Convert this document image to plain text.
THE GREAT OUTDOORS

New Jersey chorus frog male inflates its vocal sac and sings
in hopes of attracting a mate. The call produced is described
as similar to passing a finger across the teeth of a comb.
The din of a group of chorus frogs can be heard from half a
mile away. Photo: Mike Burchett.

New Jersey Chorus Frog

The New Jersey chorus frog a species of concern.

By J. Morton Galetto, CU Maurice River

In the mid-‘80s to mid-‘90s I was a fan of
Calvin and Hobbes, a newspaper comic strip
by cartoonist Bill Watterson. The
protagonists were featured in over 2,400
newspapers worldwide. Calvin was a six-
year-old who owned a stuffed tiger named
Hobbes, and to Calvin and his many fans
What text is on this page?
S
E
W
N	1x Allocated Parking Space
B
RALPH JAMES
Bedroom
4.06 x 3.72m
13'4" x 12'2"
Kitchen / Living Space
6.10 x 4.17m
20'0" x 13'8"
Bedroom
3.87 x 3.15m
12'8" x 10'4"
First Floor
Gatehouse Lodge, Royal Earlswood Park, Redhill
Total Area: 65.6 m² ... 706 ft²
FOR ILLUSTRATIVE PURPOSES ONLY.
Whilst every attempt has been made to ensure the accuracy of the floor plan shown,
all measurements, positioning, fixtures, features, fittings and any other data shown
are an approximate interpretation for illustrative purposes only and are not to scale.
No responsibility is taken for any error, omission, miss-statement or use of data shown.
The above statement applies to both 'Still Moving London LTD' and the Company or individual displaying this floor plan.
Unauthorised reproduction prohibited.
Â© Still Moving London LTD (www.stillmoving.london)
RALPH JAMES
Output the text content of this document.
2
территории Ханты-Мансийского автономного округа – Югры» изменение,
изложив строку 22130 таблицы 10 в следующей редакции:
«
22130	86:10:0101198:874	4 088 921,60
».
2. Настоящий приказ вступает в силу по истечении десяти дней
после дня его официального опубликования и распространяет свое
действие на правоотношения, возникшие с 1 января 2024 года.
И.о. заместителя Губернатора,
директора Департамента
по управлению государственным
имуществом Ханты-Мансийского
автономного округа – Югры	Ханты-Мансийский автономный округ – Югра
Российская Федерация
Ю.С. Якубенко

-- EXERCISE DESCRIPTION --
Copy all lines from the entries that contain the word "text".

-- RESPONSE BELOW --
Convert this document image to plain text.
What text is on this page?
Output the text content of this document.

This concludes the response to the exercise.